**WHAT TO WORK ON:**
1) Echo back the part of the Hyperion and Tethys post from "CICLOPS has released" up to and including "to look at.", word for word.
2) List every abbreviation written in all capital letters in the Hyperion and Tethys post, giving each one once.

**SOURCE PASSAGE:**
New Hyperion Image: Hyperion's Nose


CICLOPS has released one of the best images so far of Saturn's chaotic moon, Hyperion. This view shows several craters along with a large peak on one side of Hyperion. This image has a resolution of 11 km/pixel (though the images has been magnified by 3x) and was taken in March.

Still waiting on Tethys images?

I noticed a spike in website traffic today. I'm sure much of it has to do with the DISR and ISS images released yesterday but since site traffic spikes like today seem to be correlated with distance to Saturn and/or Titan, I am also guessing some of you are here for Tethys images. Well, they haven't shown up yet, not even at the JPL Raw images page. Rest assured once they show up there I will post them here.

UPDATE 05/05/2005 10:30am: I'm starting to get pessimistic about these images showing up, unfortunately. But hey, at least there are plenty of ring images to look at.

Update 05/06/05 11:49 am: Unfortunately these images appear to be lost. The images in the previous observation of the outer A ring were not as compressed as expected, causing ISS to go over their limit in data allocation for that particular playback period. This cut off the end of the outer A ring observations and the ISS Tethys observations (but not the VIMS Tethys observation that ISS was riding along with). I hope this explains what happened. As you can imagine, I am very disappointed in this. The computer I work on here at the lab is named "Tethys" and I was hoping to have a nice mosaic of said moon for a background image...

**SUPPLIED DATA:**
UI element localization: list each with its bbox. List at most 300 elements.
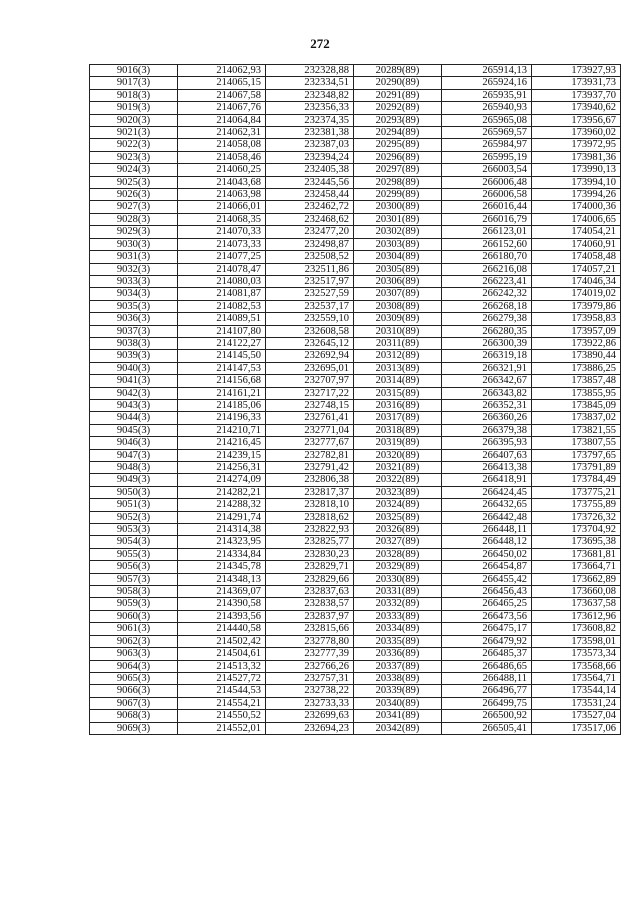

**SOLUTIONS TO EACH TASK:**
1)
CICLOPS has released one of the best images so far of Saturn's chaotic moon, Hyperion. This view shows several craters along with a large peak on one side of Hyperion. This image has a resolution of 11 km/pixel (though the images has been magnified by 3x) and was taken in March.

Still waiting on Tethys images?

I noticed a spike in website traffic today. I'm sure much of it has to do with the DISR and ISS images released yesterday but since site traffic spikes like today seem to be correlated with distance to Saturn and/or Titan, I am also guessing some of you are here for Tethys images. Well, they haven't shown up yet, not even at the JPL Raw images page. Rest assured once they show up there I will post them here.

UPDATE 05/05/2005 10:30am: I'm starting to get pessimistic about these images showing up, unfortunately. But hey, at least there are plenty of ring images to look at.

2) CICLOPS, DISR, ISS, JPL, VIMS